- Description of the task: Search the listing below for "الناس". Copy each matching line.

- Given records:
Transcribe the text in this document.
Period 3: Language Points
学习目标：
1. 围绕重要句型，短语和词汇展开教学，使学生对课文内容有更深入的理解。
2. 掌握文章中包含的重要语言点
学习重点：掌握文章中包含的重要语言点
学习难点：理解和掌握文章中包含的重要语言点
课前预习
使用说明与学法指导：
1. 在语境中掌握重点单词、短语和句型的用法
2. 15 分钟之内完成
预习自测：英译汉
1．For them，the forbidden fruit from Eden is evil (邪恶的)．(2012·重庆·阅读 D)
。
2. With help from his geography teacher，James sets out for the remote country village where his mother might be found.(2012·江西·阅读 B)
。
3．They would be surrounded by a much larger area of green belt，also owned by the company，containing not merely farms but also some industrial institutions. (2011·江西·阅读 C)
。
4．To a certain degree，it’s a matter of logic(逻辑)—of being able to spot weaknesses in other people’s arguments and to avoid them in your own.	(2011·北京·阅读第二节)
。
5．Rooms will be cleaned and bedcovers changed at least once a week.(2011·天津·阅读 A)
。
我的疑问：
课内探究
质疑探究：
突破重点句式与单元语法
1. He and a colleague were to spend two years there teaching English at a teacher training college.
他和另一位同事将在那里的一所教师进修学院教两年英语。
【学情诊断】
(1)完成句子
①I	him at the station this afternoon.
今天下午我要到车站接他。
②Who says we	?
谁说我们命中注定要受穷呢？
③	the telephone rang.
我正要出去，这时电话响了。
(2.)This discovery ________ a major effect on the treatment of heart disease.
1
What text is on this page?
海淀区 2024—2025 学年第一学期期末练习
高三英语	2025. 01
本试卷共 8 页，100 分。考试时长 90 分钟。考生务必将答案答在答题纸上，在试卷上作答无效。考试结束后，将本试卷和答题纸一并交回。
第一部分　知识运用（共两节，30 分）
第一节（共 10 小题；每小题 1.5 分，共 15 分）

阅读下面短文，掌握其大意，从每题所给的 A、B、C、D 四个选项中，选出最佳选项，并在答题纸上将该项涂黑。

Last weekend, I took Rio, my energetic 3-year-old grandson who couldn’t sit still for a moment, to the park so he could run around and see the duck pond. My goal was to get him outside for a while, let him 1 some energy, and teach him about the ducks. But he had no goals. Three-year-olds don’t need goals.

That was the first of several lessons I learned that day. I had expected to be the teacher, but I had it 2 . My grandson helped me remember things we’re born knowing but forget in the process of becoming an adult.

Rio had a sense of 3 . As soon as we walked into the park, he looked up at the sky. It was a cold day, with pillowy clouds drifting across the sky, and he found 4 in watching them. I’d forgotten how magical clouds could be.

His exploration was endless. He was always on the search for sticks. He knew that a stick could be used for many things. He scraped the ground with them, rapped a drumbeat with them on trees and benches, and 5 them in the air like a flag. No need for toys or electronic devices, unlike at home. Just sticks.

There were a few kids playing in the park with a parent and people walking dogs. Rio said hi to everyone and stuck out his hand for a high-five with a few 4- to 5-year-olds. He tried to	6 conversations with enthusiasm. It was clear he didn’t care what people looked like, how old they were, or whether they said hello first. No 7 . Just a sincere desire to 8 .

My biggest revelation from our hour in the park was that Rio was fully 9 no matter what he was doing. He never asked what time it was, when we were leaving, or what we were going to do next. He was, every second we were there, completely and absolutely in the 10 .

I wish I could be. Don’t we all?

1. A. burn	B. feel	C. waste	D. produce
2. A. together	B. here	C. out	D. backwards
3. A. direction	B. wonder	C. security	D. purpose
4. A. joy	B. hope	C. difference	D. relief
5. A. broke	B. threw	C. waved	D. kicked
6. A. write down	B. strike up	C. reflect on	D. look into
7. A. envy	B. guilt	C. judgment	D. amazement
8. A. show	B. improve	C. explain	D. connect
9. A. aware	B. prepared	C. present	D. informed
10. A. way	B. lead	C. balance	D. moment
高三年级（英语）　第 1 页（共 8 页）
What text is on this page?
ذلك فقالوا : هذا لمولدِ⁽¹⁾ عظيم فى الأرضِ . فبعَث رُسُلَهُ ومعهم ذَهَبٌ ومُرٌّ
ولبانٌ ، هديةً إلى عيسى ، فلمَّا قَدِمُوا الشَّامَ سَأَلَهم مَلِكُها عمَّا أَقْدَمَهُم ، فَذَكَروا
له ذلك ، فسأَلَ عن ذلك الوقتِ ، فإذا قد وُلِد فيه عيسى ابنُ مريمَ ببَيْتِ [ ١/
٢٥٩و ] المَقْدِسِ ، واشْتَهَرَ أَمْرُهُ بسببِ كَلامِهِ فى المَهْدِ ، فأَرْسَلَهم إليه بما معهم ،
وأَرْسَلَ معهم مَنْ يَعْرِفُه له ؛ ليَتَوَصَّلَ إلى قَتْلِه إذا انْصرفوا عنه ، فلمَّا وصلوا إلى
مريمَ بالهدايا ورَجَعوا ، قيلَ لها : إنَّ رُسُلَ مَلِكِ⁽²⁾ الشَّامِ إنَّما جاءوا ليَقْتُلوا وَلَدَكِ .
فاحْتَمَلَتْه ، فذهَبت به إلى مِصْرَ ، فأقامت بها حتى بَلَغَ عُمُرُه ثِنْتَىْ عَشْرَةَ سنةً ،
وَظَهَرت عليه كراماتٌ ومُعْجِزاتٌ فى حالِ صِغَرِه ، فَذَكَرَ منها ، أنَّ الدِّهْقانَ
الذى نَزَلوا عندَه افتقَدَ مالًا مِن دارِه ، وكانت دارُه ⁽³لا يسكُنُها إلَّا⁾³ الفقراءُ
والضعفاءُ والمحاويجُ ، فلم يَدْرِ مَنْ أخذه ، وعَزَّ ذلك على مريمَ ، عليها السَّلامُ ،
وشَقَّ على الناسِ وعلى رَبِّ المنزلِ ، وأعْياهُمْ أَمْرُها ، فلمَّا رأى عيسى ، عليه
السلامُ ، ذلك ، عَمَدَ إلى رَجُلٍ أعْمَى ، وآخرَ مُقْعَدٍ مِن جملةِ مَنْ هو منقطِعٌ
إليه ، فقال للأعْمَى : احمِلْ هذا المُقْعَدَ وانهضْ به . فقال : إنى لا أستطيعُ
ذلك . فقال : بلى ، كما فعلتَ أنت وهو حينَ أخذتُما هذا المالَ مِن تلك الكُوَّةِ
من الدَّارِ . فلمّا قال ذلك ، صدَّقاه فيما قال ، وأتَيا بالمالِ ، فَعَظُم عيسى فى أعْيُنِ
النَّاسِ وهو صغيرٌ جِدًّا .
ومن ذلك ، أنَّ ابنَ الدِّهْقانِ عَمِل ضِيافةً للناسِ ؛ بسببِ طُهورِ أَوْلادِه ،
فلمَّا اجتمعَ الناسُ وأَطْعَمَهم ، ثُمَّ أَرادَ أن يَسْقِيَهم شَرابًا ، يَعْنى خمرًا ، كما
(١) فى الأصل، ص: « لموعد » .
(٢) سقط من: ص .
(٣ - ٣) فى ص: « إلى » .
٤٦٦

- Correct answer:
وشَقَّ على الناسِ وعلى رَبِّ المنزلِ ، وأعْياهُمْ أَمْرُها ، فلمَّا رأى عيسى ، عليه
فلمَّا اجتمعَ الناسُ وأَطْعَمَهم ، ثُمَّ أَرادَ أن يَسْقِيَهم شَرابًا ، يَعْنى خمرًا ، كما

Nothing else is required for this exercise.